--- Exercise goal ---
Repeat every line of the listing below word for word, with no changes.

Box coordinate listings
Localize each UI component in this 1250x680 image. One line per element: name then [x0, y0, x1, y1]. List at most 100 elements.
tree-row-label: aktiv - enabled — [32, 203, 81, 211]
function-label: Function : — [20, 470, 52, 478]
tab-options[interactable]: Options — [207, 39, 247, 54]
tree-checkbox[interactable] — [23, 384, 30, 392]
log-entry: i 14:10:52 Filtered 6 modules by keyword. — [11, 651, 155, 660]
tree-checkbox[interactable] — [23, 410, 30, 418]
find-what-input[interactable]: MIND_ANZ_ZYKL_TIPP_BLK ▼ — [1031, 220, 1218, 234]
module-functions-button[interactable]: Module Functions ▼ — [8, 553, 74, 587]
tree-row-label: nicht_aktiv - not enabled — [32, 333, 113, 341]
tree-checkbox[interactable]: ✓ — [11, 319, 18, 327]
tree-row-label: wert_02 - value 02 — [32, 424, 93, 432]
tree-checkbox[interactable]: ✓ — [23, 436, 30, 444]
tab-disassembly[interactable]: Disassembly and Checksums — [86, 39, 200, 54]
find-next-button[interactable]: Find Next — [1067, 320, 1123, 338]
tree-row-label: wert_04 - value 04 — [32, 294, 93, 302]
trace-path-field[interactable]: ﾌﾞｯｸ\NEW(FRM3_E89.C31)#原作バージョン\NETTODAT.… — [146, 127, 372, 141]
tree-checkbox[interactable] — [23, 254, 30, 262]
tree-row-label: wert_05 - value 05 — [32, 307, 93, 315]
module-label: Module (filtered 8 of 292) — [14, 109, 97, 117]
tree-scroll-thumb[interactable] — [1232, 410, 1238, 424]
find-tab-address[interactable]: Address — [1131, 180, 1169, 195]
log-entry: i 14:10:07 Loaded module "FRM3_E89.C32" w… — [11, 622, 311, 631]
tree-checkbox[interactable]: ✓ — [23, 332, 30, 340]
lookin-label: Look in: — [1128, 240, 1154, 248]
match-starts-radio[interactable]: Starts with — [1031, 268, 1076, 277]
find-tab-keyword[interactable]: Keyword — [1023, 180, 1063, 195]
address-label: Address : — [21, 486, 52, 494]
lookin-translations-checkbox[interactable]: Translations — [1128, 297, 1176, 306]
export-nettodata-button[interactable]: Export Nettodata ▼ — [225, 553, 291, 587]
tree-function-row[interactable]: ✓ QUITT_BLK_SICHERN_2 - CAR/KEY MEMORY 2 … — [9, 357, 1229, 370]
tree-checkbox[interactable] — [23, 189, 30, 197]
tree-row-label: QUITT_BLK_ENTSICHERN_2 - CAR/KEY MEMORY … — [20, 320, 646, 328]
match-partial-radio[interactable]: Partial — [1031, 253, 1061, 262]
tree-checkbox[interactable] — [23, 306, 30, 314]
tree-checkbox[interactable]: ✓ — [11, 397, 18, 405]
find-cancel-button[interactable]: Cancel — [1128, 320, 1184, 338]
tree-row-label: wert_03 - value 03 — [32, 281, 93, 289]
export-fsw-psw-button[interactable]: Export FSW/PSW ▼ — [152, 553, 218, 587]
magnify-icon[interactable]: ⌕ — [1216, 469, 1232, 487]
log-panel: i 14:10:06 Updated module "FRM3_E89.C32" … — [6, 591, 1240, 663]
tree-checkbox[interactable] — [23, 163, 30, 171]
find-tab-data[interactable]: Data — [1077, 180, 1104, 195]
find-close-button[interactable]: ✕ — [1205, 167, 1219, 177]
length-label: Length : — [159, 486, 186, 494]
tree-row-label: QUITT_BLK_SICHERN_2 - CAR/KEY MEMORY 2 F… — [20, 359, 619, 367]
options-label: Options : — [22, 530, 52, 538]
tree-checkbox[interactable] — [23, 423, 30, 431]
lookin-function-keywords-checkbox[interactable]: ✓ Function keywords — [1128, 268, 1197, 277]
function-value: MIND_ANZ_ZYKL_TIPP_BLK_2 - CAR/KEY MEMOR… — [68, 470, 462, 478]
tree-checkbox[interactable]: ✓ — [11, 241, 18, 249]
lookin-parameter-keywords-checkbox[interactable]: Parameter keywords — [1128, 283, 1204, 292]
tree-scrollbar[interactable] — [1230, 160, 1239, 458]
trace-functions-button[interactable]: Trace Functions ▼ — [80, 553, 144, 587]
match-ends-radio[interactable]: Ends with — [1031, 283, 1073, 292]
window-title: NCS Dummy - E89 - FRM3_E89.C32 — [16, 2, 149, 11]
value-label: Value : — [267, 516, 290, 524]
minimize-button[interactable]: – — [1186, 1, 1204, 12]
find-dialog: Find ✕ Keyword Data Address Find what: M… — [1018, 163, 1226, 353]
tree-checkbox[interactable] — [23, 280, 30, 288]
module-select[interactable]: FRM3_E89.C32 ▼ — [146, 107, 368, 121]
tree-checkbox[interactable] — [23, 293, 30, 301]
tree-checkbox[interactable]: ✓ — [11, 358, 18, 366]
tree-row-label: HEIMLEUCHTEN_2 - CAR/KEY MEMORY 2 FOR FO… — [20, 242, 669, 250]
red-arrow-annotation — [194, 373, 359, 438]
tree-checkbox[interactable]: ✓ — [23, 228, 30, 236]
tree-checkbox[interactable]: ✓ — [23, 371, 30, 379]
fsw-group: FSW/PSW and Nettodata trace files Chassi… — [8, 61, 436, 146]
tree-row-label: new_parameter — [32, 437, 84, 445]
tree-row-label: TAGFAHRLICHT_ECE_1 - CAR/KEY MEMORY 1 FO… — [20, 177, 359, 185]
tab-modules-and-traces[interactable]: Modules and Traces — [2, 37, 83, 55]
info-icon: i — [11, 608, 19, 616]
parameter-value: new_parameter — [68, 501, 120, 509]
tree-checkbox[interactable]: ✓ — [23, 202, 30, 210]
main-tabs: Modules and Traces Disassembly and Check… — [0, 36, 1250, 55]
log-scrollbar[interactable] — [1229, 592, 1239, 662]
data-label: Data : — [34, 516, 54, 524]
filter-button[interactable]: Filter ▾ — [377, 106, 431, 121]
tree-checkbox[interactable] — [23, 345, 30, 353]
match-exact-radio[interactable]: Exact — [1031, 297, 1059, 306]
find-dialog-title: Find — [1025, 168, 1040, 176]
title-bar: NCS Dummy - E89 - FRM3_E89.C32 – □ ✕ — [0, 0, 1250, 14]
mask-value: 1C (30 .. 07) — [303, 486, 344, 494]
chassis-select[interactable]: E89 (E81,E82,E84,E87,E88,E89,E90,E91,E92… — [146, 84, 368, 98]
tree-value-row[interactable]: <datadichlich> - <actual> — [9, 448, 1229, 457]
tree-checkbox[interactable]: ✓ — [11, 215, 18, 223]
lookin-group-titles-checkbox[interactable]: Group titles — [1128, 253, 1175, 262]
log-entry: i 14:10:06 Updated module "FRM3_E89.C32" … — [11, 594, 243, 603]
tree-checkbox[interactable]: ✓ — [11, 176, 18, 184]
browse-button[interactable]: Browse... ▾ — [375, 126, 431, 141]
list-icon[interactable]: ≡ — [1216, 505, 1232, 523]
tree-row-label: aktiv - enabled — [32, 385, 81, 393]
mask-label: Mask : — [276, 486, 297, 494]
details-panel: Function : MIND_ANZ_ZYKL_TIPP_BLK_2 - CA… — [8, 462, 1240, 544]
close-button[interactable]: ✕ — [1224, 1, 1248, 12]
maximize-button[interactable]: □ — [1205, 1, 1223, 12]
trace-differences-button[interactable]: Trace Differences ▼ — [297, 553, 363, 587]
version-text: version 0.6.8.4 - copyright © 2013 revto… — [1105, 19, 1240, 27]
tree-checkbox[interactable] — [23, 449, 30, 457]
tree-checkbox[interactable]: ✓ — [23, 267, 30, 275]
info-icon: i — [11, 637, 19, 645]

--- Answer for the task ---
Localize each UI component in this 1250x680 image. One line per element: name then [x0, y0, x1, y1]. List at most 100 elements.
tree-row-label: aktiv - enabled — [32, 203, 81, 211]
function-label: Function : — [20, 470, 52, 478]
tab-options[interactable]: Options — [207, 39, 247, 54]
tree-checkbox[interactable] — [23, 384, 30, 392]
log-entry: i 14:10:52 Filtered 6 modules by keyword. — [11, 651, 155, 660]
tree-checkbox[interactable] — [23, 410, 30, 418]
find-what-input[interactable]: MIND_ANZ_ZYKL_TIPP_BLK ▼ — [1031, 220, 1218, 234]
module-functions-button[interactable]: Module Functions ▼ — [8, 553, 74, 587]
tree-row-label: nicht_aktiv - not enabled — [32, 333, 113, 341]
tree-checkbox[interactable]: ✓ — [11, 319, 18, 327]
tree-row-label: wert_02 - value 02 — [32, 424, 93, 432]
tree-checkbox[interactable]: ✓ — [23, 436, 30, 444]
tab-disassembly[interactable]: Disassembly and Checksums — [86, 39, 200, 54]
find-next-button[interactable]: Find Next — [1067, 320, 1123, 338]
tree-row-label: wert_04 - value 04 — [32, 294, 93, 302]
trace-path-field[interactable]: ﾌﾞｯｸ\NEW(FRM3_E89.C31)#原作バージョン\NETTODAT.… — [146, 127, 372, 141]
tree-checkbox[interactable] — [23, 254, 30, 262]
tree-row-label: wert_05 - value 05 — [32, 307, 93, 315]
module-label: Module (filtered 8 of 292) — [14, 109, 97, 117]
tree-scroll-thumb[interactable] — [1232, 410, 1238, 424]
find-tab-address[interactable]: Address — [1131, 180, 1169, 195]
log-entry: i 14:10:07 Loaded module "FRM3_E89.C32" w… — [11, 622, 311, 631]
tree-checkbox[interactable]: ✓ — [23, 332, 30, 340]
lookin-label: Look in: — [1128, 240, 1154, 248]
match-starts-radio[interactable]: Starts with — [1031, 268, 1076, 277]
find-tab-keyword[interactable]: Keyword — [1023, 180, 1063, 195]
address-label: Address : — [21, 486, 52, 494]
lookin-translations-checkbox[interactable]: Translations — [1128, 297, 1176, 306]
export-nettodata-button[interactable]: Export Nettodata ▼ — [225, 553, 291, 587]
tree-function-row[interactable]: ✓ QUITT_BLK_SICHERN_2 - CAR/KEY MEMORY 2 … — [9, 357, 1229, 370]
tree-checkbox[interactable] — [23, 189, 30, 197]
tree-row-label: QUITT_BLK_ENTSICHERN_2 - CAR/KEY MEMORY … — [20, 320, 646, 328]
match-partial-radio[interactable]: Partial — [1031, 253, 1061, 262]
tree-checkbox[interactable] — [23, 306, 30, 314]
tree-checkbox[interactable]: ✓ — [11, 397, 18, 405]
find-cancel-button[interactable]: Cancel — [1128, 320, 1184, 338]
tree-row-label: wert_03 - value 03 — [32, 281, 93, 289]
export-fsw-psw-button[interactable]: Export FSW/PSW ▼ — [152, 553, 218, 587]
magnify-icon[interactable]: ⌕ — [1216, 469, 1232, 487]
log-panel: i 14:10:06 Updated module "FRM3_E89.C32" … — [6, 591, 1240, 663]
tree-checkbox[interactable] — [23, 163, 30, 171]
find-tab-data[interactable]: Data — [1077, 180, 1104, 195]
find-close-button[interactable]: ✕ — [1205, 167, 1219, 177]
length-label: Length : — [159, 486, 186, 494]
tree-row-label: QUITT_BLK_SICHERN_2 - CAR/KEY MEMORY 2 F… — [20, 359, 619, 367]
options-label: Options : — [22, 530, 52, 538]
tree-checkbox[interactable] — [23, 423, 30, 431]
lookin-function-keywords-checkbox[interactable]: ✓ Function keywords — [1128, 268, 1197, 277]
function-value: MIND_ANZ_ZYKL_TIPP_BLK_2 - CAR/KEY MEMOR… — [68, 470, 462, 478]
tree-checkbox[interactable]: ✓ — [11, 241, 18, 249]
lookin-parameter-keywords-checkbox[interactable]: Parameter keywords — [1128, 283, 1204, 292]
tree-scrollbar[interactable] — [1230, 160, 1239, 458]
trace-functions-button[interactable]: Trace Functions ▼ — [80, 553, 144, 587]
match-ends-radio[interactable]: Ends with — [1031, 283, 1073, 292]
window-title: NCS Dummy - E89 - FRM3_E89.C32 — [16, 2, 149, 11]
value-label: Value : — [267, 516, 290, 524]
minimize-button[interactable]: – — [1186, 1, 1204, 12]
find-dialog: Find ✕ Keyword Data Address Find what: M… — [1018, 163, 1226, 353]
tree-checkbox[interactable] — [23, 280, 30, 288]
module-select[interactable]: FRM3_E89.C32 ▼ — [146, 107, 368, 121]
tree-checkbox[interactable] — [23, 293, 30, 301]
tree-checkbox[interactable]: ✓ — [11, 358, 18, 366]
tree-row-label: HEIMLEUCHTEN_2 - CAR/KEY MEMORY 2 FOR FO… — [20, 242, 669, 250]
red-arrow-annotation — [194, 373, 359, 438]
tree-checkbox[interactable]: ✓ — [23, 228, 30, 236]
tree-checkbox[interactable]: ✓ — [23, 371, 30, 379]
fsw-group: FSW/PSW and Nettodata trace files Chassi… — [8, 61, 436, 146]
tree-row-label: new_parameter — [32, 437, 84, 445]
tree-row-label: TAGFAHRLICHT_ECE_1 - CAR/KEY MEMORY 1 FO… — [20, 177, 359, 185]
tab-modules-and-traces[interactable]: Modules and Traces — [2, 37, 83, 55]
info-icon: i — [11, 608, 19, 616]
parameter-value: new_parameter — [68, 501, 120, 509]
tree-checkbox[interactable]: ✓ — [23, 202, 30, 210]
main-tabs: Modules and Traces Disassembly and Check… — [0, 36, 1250, 55]
log-scrollbar[interactable] — [1229, 592, 1239, 662]
data-label: Data : — [34, 516, 54, 524]
filter-button[interactable]: Filter ▾ — [377, 106, 431, 121]
tree-checkbox[interactable] — [23, 345, 30, 353]
match-exact-radio[interactable]: Exact — [1031, 297, 1059, 306]
find-dialog-title: Find — [1025, 168, 1040, 176]
title-bar: NCS Dummy - E89 - FRM3_E89.C32 – □ ✕ — [0, 0, 1250, 14]
mask-value: 1C (30 .. 07) — [303, 486, 344, 494]
chassis-select[interactable]: E89 (E81,E82,E84,E87,E88,E89,E90,E91,E92… — [146, 84, 368, 98]
tree-value-row[interactable]: <datadichlich> - <actual> — [9, 448, 1229, 457]
tree-checkbox[interactable]: ✓ — [11, 215, 18, 223]
lookin-group-titles-checkbox[interactable]: Group titles — [1128, 253, 1175, 262]
log-entry: i 14:10:06 Updated module "FRM3_E89.C32" … — [11, 594, 243, 603]
tree-checkbox[interactable]: ✓ — [11, 176, 18, 184]
browse-button[interactable]: Browse... ▾ — [375, 126, 431, 141]
list-icon[interactable]: ≡ — [1216, 505, 1232, 523]
tree-row-label: aktiv - enabled — [32, 385, 81, 393]
mask-label: Mask : — [276, 486, 297, 494]
details-panel: Function : MIND_ANZ_ZYKL_TIPP_BLK_2 - CA… — [8, 462, 1240, 544]
close-button[interactable]: ✕ — [1224, 1, 1248, 12]
maximize-button[interactable]: □ — [1205, 1, 1223, 12]
trace-differences-button[interactable]: Trace Differences ▼ — [297, 553, 363, 587]
version-text: version 0.6.8.4 - copyright © 2013 revto… — [1105, 19, 1240, 27]
tree-checkbox[interactable] — [23, 449, 30, 457]
tree-checkbox[interactable]: ✓ — [23, 267, 30, 275]
info-icon: i — [11, 637, 19, 645]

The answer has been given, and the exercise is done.